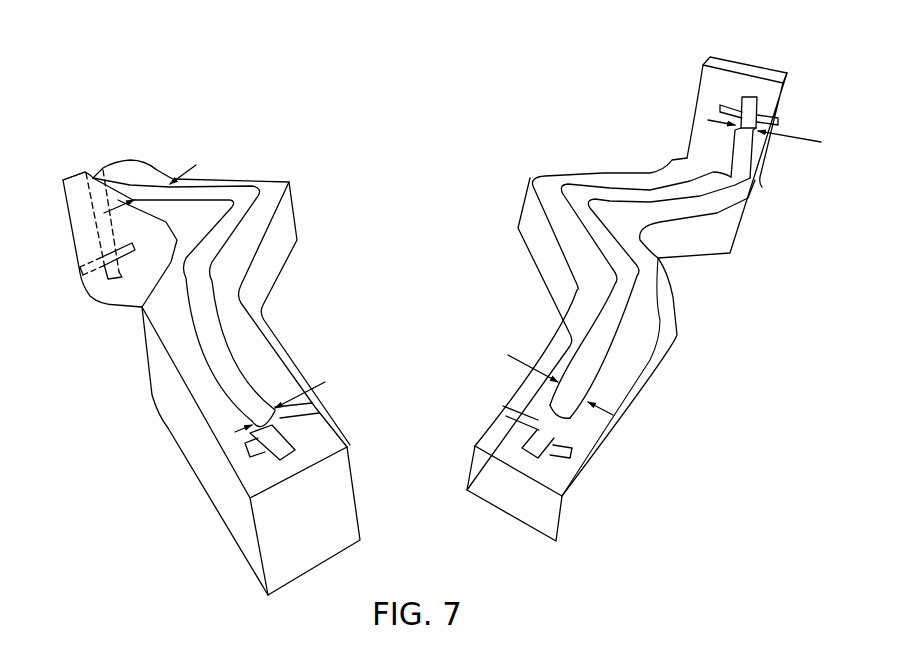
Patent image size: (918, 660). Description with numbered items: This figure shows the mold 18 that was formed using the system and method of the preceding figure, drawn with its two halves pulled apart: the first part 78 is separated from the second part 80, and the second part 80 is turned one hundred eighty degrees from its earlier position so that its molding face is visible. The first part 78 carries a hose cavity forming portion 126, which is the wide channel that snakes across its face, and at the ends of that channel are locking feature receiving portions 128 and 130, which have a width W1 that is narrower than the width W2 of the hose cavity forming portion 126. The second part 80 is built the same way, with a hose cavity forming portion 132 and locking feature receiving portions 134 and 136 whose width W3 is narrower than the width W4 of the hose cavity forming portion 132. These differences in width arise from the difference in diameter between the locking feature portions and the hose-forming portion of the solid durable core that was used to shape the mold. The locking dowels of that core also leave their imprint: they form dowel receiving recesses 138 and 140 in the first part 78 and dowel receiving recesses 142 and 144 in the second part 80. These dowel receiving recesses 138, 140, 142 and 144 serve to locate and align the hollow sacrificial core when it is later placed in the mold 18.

The mold 18 is at (325, 82).
The first part 78 is at (669, 355).
The second part 80 is at (285, 253).
The hose cavity forming portion 126 is at (609, 185).
The locking feature receiving portion 128 is at (520, 435).
The locking feature receiving portion 130 is at (748, 94).
The hose cavity forming portion 132 is at (247, 190).
The locking feature receiving portion 134 is at (288, 460).
The locking feature receiving portion 136 is at (92, 285).
The dowel receiving recess 138 is at (512, 405).
The dowel receiving recess 140 is at (763, 113).
The dowel receiving recess 142 is at (318, 414).
The dowel receiving recess 144 is at (78, 261).
The width W1 is at (805, 140).
The width W2 is at (508, 355).
The width W3 is at (325, 382).
The width W4 is at (196, 165).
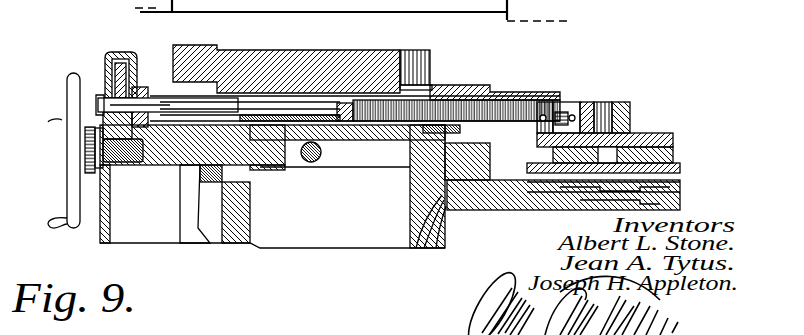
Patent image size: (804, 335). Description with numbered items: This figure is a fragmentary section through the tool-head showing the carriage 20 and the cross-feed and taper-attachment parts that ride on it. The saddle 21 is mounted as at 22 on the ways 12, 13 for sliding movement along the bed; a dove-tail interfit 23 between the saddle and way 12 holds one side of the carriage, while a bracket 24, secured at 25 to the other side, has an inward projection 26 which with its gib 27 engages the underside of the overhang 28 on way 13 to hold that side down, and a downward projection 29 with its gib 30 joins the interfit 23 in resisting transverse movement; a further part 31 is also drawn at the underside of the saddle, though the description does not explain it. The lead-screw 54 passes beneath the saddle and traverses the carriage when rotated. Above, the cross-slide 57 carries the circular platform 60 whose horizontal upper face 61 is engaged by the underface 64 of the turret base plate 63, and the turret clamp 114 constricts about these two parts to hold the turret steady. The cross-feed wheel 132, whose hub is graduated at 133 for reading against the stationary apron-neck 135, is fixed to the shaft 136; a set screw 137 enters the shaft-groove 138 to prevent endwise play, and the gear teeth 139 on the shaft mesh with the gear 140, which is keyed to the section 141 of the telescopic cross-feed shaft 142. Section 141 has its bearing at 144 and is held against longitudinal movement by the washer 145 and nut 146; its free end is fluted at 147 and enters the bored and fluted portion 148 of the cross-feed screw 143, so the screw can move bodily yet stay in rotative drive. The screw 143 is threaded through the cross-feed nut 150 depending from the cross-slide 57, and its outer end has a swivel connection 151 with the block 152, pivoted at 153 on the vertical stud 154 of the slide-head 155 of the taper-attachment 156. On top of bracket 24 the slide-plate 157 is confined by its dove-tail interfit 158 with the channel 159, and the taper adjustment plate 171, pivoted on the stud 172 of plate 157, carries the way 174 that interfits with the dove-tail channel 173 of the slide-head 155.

The cross-feed wheel 132 is at (70, 82).
The gear teeth 139 is at (70, 220).
The set screw 137 is at (96, 125).
The apron-neck 135 is at (92, 172).
The shaft-groove 138 is at (96, 164).
The gear 140 is at (122, 54).
The shaft section 141 is at (134, 100).
The graduations 133 is at (104, 128).
The shaft 136 is at (106, 150).
The bearing 144 is at (150, 90).
The washer 145 is at (152, 122).
The nut 146 is at (100, 105).
The fluted portion 147 is at (206, 80).
The circular platform 60 is at (392, 76).
The turret clamp 114 is at (428, 54).
The upper face 61 is at (386, 60).
The base plate 63 is at (380, 62).
The underface 64 is at (284, 66).
The bored and fluted portion 148 is at (296, 104).
The telescopic cross-feed shaft 142 is at (306, 108).
The securement 25 is at (512, 118).
The cross-feed screw 143 is at (500, 100).
The carriage 20 is at (466, 92).
The cross-feed nut 150 is at (462, 96).
The cross-slide 57 is at (468, 98).
The way 12 is at (262, 190).
The dove-tail interfit 23 is at (188, 220).
The support 31 is at (214, 200).
The downward projection 29 is at (268, 164).
The gib 30 is at (262, 172).
The lead-screw 54 is at (314, 160).
The saddle 21 is at (374, 150).
The way 13 is at (420, 196).
The mounting 22 is at (258, 210).
The overhang 28 is at (420, 236).
The gib 27 is at (428, 244).
The inward projection 26 is at (436, 250).
The bracket 24 is at (494, 208).
The swivel connection 151 is at (546, 106).
The block 152 is at (590, 108).
The pivot 153 is at (596, 110).
The vertical stud 154 is at (600, 110).
The stud 172 is at (606, 138).
The dove-tail channel 173 is at (636, 140).
The slide-head 155 is at (662, 132).
The taper-attachment 156 is at (670, 124).
The way 174 is at (652, 156).
The taper adjustment plate 171 is at (680, 167).
The slide-plate 157 is at (680, 177).
The dove-tail interfit 158 is at (680, 188).
The channel 159 is at (680, 200).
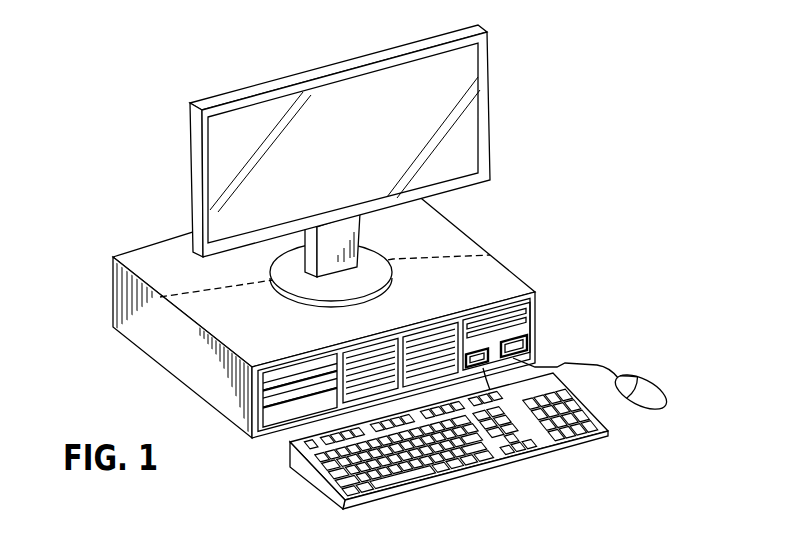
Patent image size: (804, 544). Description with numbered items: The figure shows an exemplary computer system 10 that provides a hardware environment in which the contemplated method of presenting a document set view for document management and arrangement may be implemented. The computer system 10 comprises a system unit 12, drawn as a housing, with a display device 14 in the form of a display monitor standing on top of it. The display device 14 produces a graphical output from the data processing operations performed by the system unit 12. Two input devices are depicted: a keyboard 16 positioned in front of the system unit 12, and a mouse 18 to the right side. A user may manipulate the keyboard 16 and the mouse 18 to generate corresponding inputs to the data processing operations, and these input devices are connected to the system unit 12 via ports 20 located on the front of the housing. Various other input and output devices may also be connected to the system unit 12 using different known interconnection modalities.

The computer system 10 is at (96, 132).
The system unit 12 is at (253, 333).
The display device 14 is at (358, 153).
The keyboard 16 is at (552, 446).
The mouse 18 is at (657, 387).
The ports 20 is at (515, 340).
══════════
Arrange all of the lines above as a JSON list of strings, one string per line, with blank lines skipped. Leave the pictures out.

__FINAL RESULT__
[
  "Patent image size: (918, 660). Description with numbered items: This figure shows the mold 18 that was formed using the system and method of the preceding figure, drawn with its two halves pulled apart: the first part 78 is separated from the second part 80, and the second part 80 is turned one hundred eighty degrees from its earlier position so that its molding face is visible. The first part 78 carries a hose cavity forming portion 126, which is the wide channel that snakes across its face, and at the ends of that channel are locking feature receiving portions 128 and 130, which have a width W1 that is narrower than the width W2 of the hose cavity forming portion 126. The second part 80 is built the same way, with a hose cavity forming portion 132 and locking feature receiving portions 134 and 136 whose width W3 is narrower than the width W4 of the hose cavity forming portion 132. These differences in width arise from the difference in diameter between the locking feature portions and the hose-forming portion of the solid durable core that was used to shape the mold. The locking dowels of that core also leave their imprint: they form dowel receiving recesses 138 and 140 in the first part 78 and dowel receiving recesses 142 and 144 in the second part 80. These dowel receiving recesses 138, 140, 142 and 144 serve to locate and align the hollow sacrificial core when it is later placed in the mold 18.",
  "The mold 18 is at (325, 82).",
  "The first part 78 is at (669, 355).",
  "The second part 80 is at (285, 253).",
  "The hose cavity forming portion 126 is at (609, 185).",
  "The locking feature receiving portion 128 is at (520, 435).",
  "The locking feature receiving portion 130 is at (748, 94).",
  "The hose cavity forming portion 132 is at (247, 190).",
  "The locking feature receiving portion 134 is at (288, 460).",
  "The locking feature receiving portion 136 is at (92, 285).",
  "The dowel receiving recess 138 is at (512, 405).",
  "The dowel receiving recess 140 is at (763, 113).",
  "The dowel receiving recess 142 is at (318, 414).",
  "The dowel receiving recess 144 is at (78, 261).",
  "The width W1 is at (805, 140).",
  "The width W2 is at (508, 355).",
  "The width W3 is at (325, 382).",
  "The width W4 is at (196, 165).",
  "Patent image size: (804, 335). Description with numbered items: This figure is a fragmentary section through the tool-head showing the carriage 20 and the cross-feed and taper-attachment parts that ride on it. The saddle 21 is mounted as at 22 on the ways 12, 13 for sliding movement along the bed; a dove-tail interfit 23 between the saddle and way 12 holds one side of the carriage, while a bracket 24, secured at 25 to the other side, has an inward projection 26 which with its gib 27 engages the underside of the overhang 28 on way 13 to hold that side down, and a downward projection 29 with its gib 30 joins the interfit 23 in resisting transverse movement; a further part 31 is also drawn at the underside of the saddle, though the description does not explain it. The lead-screw 54 passes beneath the saddle and traverses the carriage when rotated. Above, the cross-slide 57 carries the circular platform 60 whose horizontal upper face 61 is engaged by the underface 64 of the turret base plate 63, and the turret clamp 114 constricts about these two parts to hold the turret steady. The cross-feed wheel 132, whose hub is graduated at 133 for reading against the stationary apron-neck 135, is fixed to the shaft 136; a set screw 137 enters the shaft-groove 138 to prevent endwise play, and the gear teeth 139 on the shaft mesh with the gear 140, which is keyed to the section 141 of the telescopic cross-feed shaft 142. Section 141 has its bearing at 144 and is held against longitudinal movement by the washer 145 and nut 146; its free end is fluted at 147 and enters the bored and fluted portion 148 of the cross-feed screw 143, so the screw can move bodily yet stay in rotative drive. The screw 143 is threaded through the cross-feed nut 150 depending from the cross-slide 57, and its outer end has a swivel connection 151 with the block 152, pivoted at 153 on the vertical stud 154 of the slide-head 155 of the taper-attachment 156. On top of bracket 24 the slide-plate 157 is confined by its dove-tail interfit 158 with the channel 159, and the taper adjustment plate 171, pivoted on the stud 172 of plate 157, carries the way 174 that interfits with the dove-tail channel 173 of the slide-head 155.",
  "The cross-feed wheel 132 is at (70, 82).",
  "The gear teeth 139 is at (70, 220).",
  "The set screw 137 is at (96, 125).",
  "The apron-neck 135 is at (92, 172).",
  "The shaft-groove 138 is at (96, 164).",
  "The gear 140 is at (122, 54).",
  "The shaft section 141 is at (134, 100).",
  "The graduations 133 is at (104, 128).",
  "The shaft 136 is at (106, 150).",
  "The bearing 144 is at (150, 90).",
  "The washer 145 is at (152, 122).",
  "The nut 146 is at (100, 105).",
  "The fluted portion 147 is at (206, 80).",
  "The circular platform 60 is at (392, 76).",
  "The turret clamp 114 is at (428, 54).",
  "The upper face 61 is at (386, 60).",
  "The base plate 63 is at (380, 62).",
  "The underface 64 is at (284, 66).",
  "The bored and fluted portion 148 is at (296, 104).",
  "The telescopic cross-feed shaft 142 is at (306, 108).",
  "The securement 25 is at (512, 118).",
  "The cross-feed screw 143 is at (500, 100).",
  "The carriage 20 is at (466, 92).",
  "The cross-feed nut 150 is at (462, 96).",
  "The cross-slide 57 is at (468, 98).",
  "The way 12 is at (262, 190).",
  "The dove-tail interfit 23 is at (188, 220).",
  "The support 31 is at (214, 200).",
  "The downward projection 29 is at (268, 164).",
  "The gib 30 is at (262, 172).",
  "The lead-screw 54 is at (314, 160).",
  "The saddle 21 is at (374, 150).",
  "The way 13 is at (420, 196).",
  "The mounting 22 is at (258, 210).",
  "The overhang 28 is at (420, 236).",
  "The gib 27 is at (428, 244).",
  "The inward projection 26 is at (436, 250).",
  "The bracket 24 is at (494, 208).",
  "The swivel connection 151 is at (546, 106).",
  "The block 152 is at (590, 108).",
  "The pivot 153 is at (596, 110).",
  "The vertical stud 154 is at (600, 110).",
  "The stud 172 is at (606, 138).",
  "The dove-tail channel 173 is at (636, 140).",
  "The slide-head 155 is at (662, 132).",
  "The taper-attachment 156 is at (670, 124).",
  "The way 174 is at (652, 156).",
  "The taper adjustment plate 171 is at (680, 167).",
  "The slide-plate 157 is at (680, 177).",
  "The dove-tail interfit 158 is at (680, 188).",
  "The channel 159 is at (680, 200).",
  "Patent image size: (804, 544). Description with numbered items: The figure shows an exemplary computer system 10 that provides a hardware environment in which the contemplated method of presenting a document set view for document management and arrangement may be implemented. The computer system 10 comprises a system unit 12, drawn as a housing, with a display device 14 in the form of a display monitor standing on top of it. The display device 14 produces a graphical output from the data processing operations performed by the system unit 12. Two input devices are depicted: a keyboard 16 positioned in front of the system unit 12, and a mouse 18 to the right side. A user may manipulate the keyboard 16 and the mouse 18 to generate corresponding inputs to the data processing operations, and these input devices are connected to the system unit 12 via ports 20 located on the front of the housing. Various other input and output devices may also be connected to the system unit 12 using different known interconnection modalities.",
  "The computer system 10 is at (96, 132).",
  "The system unit 12 is at (253, 333).",
  "The display device 14 is at (358, 153).",
  "The keyboard 16 is at (552, 446).",
  "The mouse 18 is at (657, 387).",
  "The ports 20 is at (515, 340)."
]